'''

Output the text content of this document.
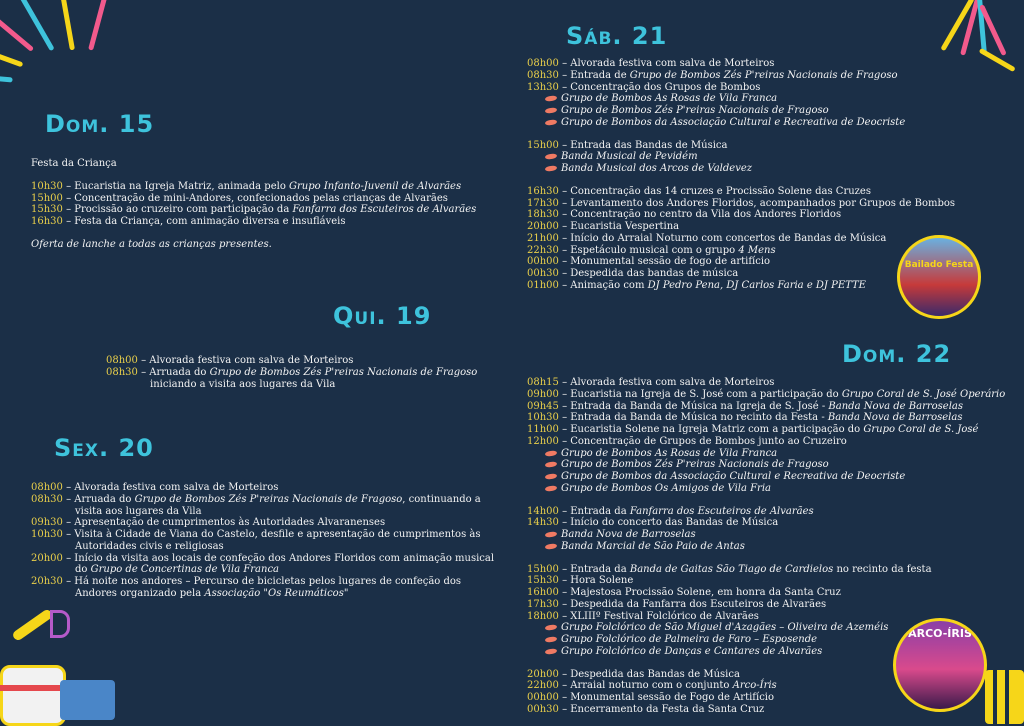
Dom. 15
Festa da Criança
10h30 – Eucaristia na Igreja Matriz, animada pelo Grupo Infanto-Juvenil de Alvarães
15h00 – Concentração de mini-Andores, confecionados pelas crianças de Alvarães
15h30 – Procissão ao cruzeiro com participação da Fanfarra dos Escuteiros de Alvarães
16h30 – Festa da Criança, com animação diversa e insufláveis
Oferta de lanche a todas as crianças presentes.
Qui. 19
08h00 – Alvorada festiva com salva de Morteiros
08h30 – Arruada do Grupo de Bombos Zés P'reiras Nacionais de Fragoso
iniciando a visita aos lugares da Vila
Sex. 20
08h00 – Alvorada festiva com salva de Morteiros
08h30 – Arruada do Grupo de Bombos Zés P'reiras Nacionais de Fragoso, continuando a
visita aos lugares da Vila
09h30 – Apresentação de cumprimentos às Autoridades Alvaranenses
10h30 – Visita à Cidade de Viana do Castelo, desfile e apresentação de cumprimentos às
Autoridades civis e religiosas
20h00 – Início da visita aos locais de confeção dos Andores Floridos com animação musical
do Grupo de Concertinas de Vila Franca
20h30 – Há noite nos andores – Percurso de bicicletas pelos lugares de confeção dos
Andores organizado pela Associação "Os Reumáticos"
Sáb. 21
08h00 – Alvorada festiva com salva de Morteiros
08h30 – Entrada de Grupo de Bombos Zés P'reiras Nacionais de Fragoso
13h30 – Concentração dos Grupos de Bombos
Grupo de Bombos As Rosas de Vila Franca
Grupo de Bombos Zés P'reiras Nacionais de Fragoso
Grupo de Bombos da Associação Cultural e Recreativa de Deocriste
15h00 – Entrada das Bandas de Música
Banda Musical de Pevidém
Banda Musical dos Arcos de Valdevez
16h30 – Concentração das 14 cruzes e Procissão Solene das Cruzes
17h30 – Levantamento dos Andores Floridos, acompanhados por Grupos de Bombos
18h30 – Concentração no centro da Vila dos Andores Floridos
20h00 – Eucaristia Vespertina
21h00 – Início do Arraial Noturno com concertos de Bandas de Música
22h30 – Espetáculo musical com o grupo 4 Mens
00h00 – Monumental sessão de fogo de artifício
00h30 – Despedida das bandas de música
01h00 – Animação com DJ Pedro Pena, DJ Carlos Faria e DJ PETTE
Bailado Festa
Dom. 22
08h15 – Alvorada festiva com salva de Morteiros
09h00 – Eucaristia na Igreja de S. José com a participação do Grupo Coral de S. José Operário
09h45 – Entrada da Banda de Música na Igreja de S. José - Banda Nova de Barroselas
10h30 – Entrada da Banda de Música no recinto da Festa - Banda Nova de Barroselas
11h00 – Eucaristia Solene na Igreja Matriz com a participação do Grupo Coral de S. José
12h00 – Concentração de Grupos de Bombos junto ao Cruzeiro
Grupo de Bombos As Rosas de Vila Franca
Grupo de Bombos Zés P'reiras Nacionais de Fragoso
Grupo de Bombos da Associação Cultural e Recreativa de Deocriste
Grupo de Bombos Os Amigos de Vila Fria
14h00 – Entrada da Fanfarra dos Escuteiros de Alvarães
14h30 – Início do concerto das Bandas de Música
Banda Nova de Barroselas
Banda Marcial de São Paio de Antas
15h00 – Entrada da Banda de Gaitas São Tiago de Cardielos no recinto da festa
15h30 – Hora Solene
16h00 – Majestosa Procissão Solene, em honra da Santa Cruz
17h30 – Despedida da Fanfarra dos Escuteiros de Alvarães
18h00 – XLIIIº Festival Folclórico de Alvarães
Grupo Folclórico de São Miguel d'Azagães – Oliveira de Azeméis
Grupo Folclórico de Palmeira de Faro – Esposende
Grupo Folclórico de Danças e Cantares de Alvarães
20h00 – Despedida das Bandas de Música
22h00 – Arraial noturno com o conjunto Arco-Íris
00h00 – Monumental sessão de Fogo de Artifício
00h30 – Encerramento da Festa da Santa Cruz
ARCO-ÍRIS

'''

» AIM
Produce an exact copy of each line of data, skipping embedded images.

» WRITTEN SOLUTION
Output the text content of this document.
Dom. 15
Festa da Criança
10h30 – Eucaristia na Igreja Matriz, animada pelo Grupo Infanto-Juvenil de Alvarães
15h00 – Concentração de mini-Andores, confecionados pelas crianças de Alvarães
15h30 – Procissão ao cruzeiro com participação da Fanfarra dos Escuteiros de Alvarães
16h30 – Festa da Criança, com animação diversa e insufláveis
Oferta de lanche a todas as crianças presentes.
Qui. 19
08h00 – Alvorada festiva com salva de Morteiros
08h30 – Arruada do Grupo de Bombos Zés P'reiras Nacionais de Fragoso
iniciando a visita aos lugares da Vila
Sex. 20
08h00 – Alvorada festiva com salva de Morteiros
08h30 – Arruada do Grupo de Bombos Zés P'reiras Nacionais de Fragoso, continuando a
visita aos lugares da Vila
09h30 – Apresentação de cumprimentos às Autoridades Alvaranenses
10h30 – Visita à Cidade de Viana do Castelo, desfile e apresentação de cumprimentos às
Autoridades civis e religiosas
20h00 – Início da visita aos locais de confeção dos Andores Floridos com animação musical
do Grupo de Concertinas de Vila Franca
20h30 – Há noite nos andores – Percurso de bicicletas pelos lugares de confeção dos
Andores organizado pela Associação "Os Reumáticos"
Sáb. 21
08h00 – Alvorada festiva com salva de Morteiros
08h30 – Entrada de Grupo de Bombos Zés P'reiras Nacionais de Fragoso
13h30 – Concentração dos Grupos de Bombos
Grupo de Bombos As Rosas de Vila Franca
Grupo de Bombos Zés P'reiras Nacionais de Fragoso
Grupo de Bombos da Associação Cultural e Recreativa de Deocriste
15h00 – Entrada das Bandas de Música
Banda Musical de Pevidém
Banda Musical dos Arcos de Valdevez
16h30 – Concentração das 14 cruzes e Procissão Solene das Cruzes
17h30 – Levantamento dos Andores Floridos, acompanhados por Grupos de Bombos
18h30 – Concentração no centro da Vila dos Andores Floridos
20h00 – Eucaristia Vespertina
21h00 – Início do Arraial Noturno com concertos de Bandas de Música
22h30 – Espetáculo musical com o grupo 4 Mens
00h00 – Monumental sessão de fogo de artifício
00h30 – Despedida das bandas de música
01h00 – Animação com DJ Pedro Pena, DJ Carlos Faria e DJ PETTE
Bailado Festa
Dom. 22
08h15 – Alvorada festiva com salva de Morteiros
09h00 – Eucaristia na Igreja de S. José com a participação do Grupo Coral de S. José Operário
09h45 – Entrada da Banda de Música na Igreja de S. José - Banda Nova de Barroselas
10h30 – Entrada da Banda de Música no recinto da Festa - Banda Nova de Barroselas
11h00 – Eucaristia Solene na Igreja Matriz com a participação do Grupo Coral de S. José
12h00 – Concentração de Grupos de Bombos junto ao Cruzeiro
Grupo de Bombos As Rosas de Vila Franca
Grupo de Bombos Zés P'reiras Nacionais de Fragoso
Grupo de Bombos da Associação Cultural e Recreativa de Deocriste
Grupo de Bombos Os Amigos de Vila Fria
14h00 – Entrada da Fanfarra dos Escuteiros de Alvarães
14h30 – Início do concerto das Bandas de Música
Banda Nova de Barroselas
Banda Marcial de São Paio de Antas
15h00 – Entrada da Banda de Gaitas São Tiago de Cardielos no recinto da festa
15h30 – Hora Solene
16h00 – Majestosa Procissão Solene, em honra da Santa Cruz
17h30 – Despedida da Fanfarra dos Escuteiros de Alvarães
18h00 – XLIIIº Festival Folclórico de Alvarães
Grupo Folclórico de São Miguel d'Azagães – Oliveira de Azeméis
Grupo Folclórico de Palmeira de Faro – Esposende
Grupo Folclórico de Danças e Cantares de Alvarães
20h00 – Despedida das Bandas de Música
22h00 – Arraial noturno com o conjunto Arco-Íris
00h00 – Monumental sessão de Fogo de Artifício
00h30 – Encerramento da Festa da Santa Cruz
ARCO-ÍRIS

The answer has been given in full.